**Written task:** Write out the whole listing exactly as it stands.

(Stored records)
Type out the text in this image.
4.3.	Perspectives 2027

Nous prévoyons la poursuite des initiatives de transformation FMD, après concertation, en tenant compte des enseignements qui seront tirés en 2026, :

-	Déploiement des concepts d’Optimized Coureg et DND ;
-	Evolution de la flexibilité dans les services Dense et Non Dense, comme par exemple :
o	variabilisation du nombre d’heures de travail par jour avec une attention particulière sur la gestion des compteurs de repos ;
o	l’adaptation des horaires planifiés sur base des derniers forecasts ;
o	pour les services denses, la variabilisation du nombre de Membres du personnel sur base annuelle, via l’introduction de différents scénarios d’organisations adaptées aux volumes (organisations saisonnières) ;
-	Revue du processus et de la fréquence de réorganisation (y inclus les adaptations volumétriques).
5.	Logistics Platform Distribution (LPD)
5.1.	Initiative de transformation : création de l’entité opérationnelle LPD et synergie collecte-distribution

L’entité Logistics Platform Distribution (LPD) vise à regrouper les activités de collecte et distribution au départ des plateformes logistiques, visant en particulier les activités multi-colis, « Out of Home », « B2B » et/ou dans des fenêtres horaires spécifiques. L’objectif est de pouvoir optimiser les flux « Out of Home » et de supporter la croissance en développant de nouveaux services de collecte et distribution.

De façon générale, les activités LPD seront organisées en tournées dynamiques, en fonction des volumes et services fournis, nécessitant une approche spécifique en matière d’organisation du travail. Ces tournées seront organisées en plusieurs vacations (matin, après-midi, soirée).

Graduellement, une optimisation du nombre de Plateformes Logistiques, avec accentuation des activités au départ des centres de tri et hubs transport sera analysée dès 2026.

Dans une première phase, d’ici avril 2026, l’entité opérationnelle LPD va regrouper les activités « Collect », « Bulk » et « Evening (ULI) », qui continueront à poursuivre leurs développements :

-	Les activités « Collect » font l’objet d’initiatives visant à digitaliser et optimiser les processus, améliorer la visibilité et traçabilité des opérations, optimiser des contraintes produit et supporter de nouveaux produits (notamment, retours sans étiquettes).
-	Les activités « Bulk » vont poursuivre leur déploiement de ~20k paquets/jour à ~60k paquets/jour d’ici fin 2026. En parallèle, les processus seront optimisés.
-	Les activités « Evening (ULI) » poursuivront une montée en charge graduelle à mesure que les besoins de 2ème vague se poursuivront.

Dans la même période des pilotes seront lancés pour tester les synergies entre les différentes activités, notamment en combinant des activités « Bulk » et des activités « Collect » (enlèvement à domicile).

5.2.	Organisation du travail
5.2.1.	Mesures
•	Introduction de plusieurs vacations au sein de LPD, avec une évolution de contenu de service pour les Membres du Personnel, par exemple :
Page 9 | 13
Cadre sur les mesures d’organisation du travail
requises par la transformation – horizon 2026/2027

**Complete response:**
Type out the text in this image.
4.3.	Perspectives 2027

Nous prévoyons la poursuite des initiatives de transformation FMD, après concertation, en tenant compte des enseignements qui seront tirés en 2026, :

-	Déploiement des concepts d’Optimized Coureg et DND ;
-	Evolution de la flexibilité dans les services Dense et Non Dense, comme par exemple :
o	variabilisation du nombre d’heures de travail par jour avec une attention particulière sur la gestion des compteurs de repos ;
o	l’adaptation des horaires planifiés sur base des derniers forecasts ;
o	pour les services denses, la variabilisation du nombre de Membres du personnel sur base annuelle, via l’introduction de différents scénarios d’organisations adaptées aux volumes (organisations saisonnières) ;
-	Revue du processus et de la fréquence de réorganisation (y inclus les adaptations volumétriques).
5.	Logistics Platform Distribution (LPD)
5.1.	Initiative de transformation : création de l’entité opérationnelle LPD et synergie collecte-distribution

L’entité Logistics Platform Distribution (LPD) vise à regrouper les activités de collecte et distribution au départ des plateformes logistiques, visant en particulier les activités multi-colis, « Out of Home », « B2B » et/ou dans des fenêtres horaires spécifiques. L’objectif est de pouvoir optimiser les flux « Out of Home » et de supporter la croissance en développant de nouveaux services de collecte et distribution.

De façon générale, les activités LPD seront organisées en tournées dynamiques, en fonction des volumes et services fournis, nécessitant une approche spécifique en matière d’organisation du travail. Ces tournées seront organisées en plusieurs vacations (matin, après-midi, soirée).

Graduellement, une optimisation du nombre de Plateformes Logistiques, avec accentuation des activités au départ des centres de tri et hubs transport sera analysée dès 2026.

Dans une première phase, d’ici avril 2026, l’entité opérationnelle LPD va regrouper les activités « Collect », « Bulk » et « Evening (ULI) », qui continueront à poursuivre leurs développements :

-	Les activités « Collect » font l’objet d’initiatives visant à digitaliser et optimiser les processus, améliorer la visibilité et traçabilité des opérations, optimiser des contraintes produit et supporter de nouveaux produits (notamment, retours sans étiquettes).
-	Les activités « Bulk » vont poursuivre leur déploiement de ~20k paquets/jour à ~60k paquets/jour d’ici fin 2026. En parallèle, les processus seront optimisés.
-	Les activités « Evening (ULI) » poursuivront une montée en charge graduelle à mesure que les besoins de 2ème vague se poursuivront.

Dans la même période des pilotes seront lancés pour tester les synergies entre les différentes activités, notamment en combinant des activités « Bulk » et des activités « Collect » (enlèvement à domicile).

5.2.	Organisation du travail
5.2.1.	Mesures
•	Introduction de plusieurs vacations au sein de LPD, avec une évolution de contenu de service pour les Membres du Personnel, par exemple :
Page 9 | 13
Cadre sur les mesures d’organisation du travail
requises par la transformation – horizon 2026/2027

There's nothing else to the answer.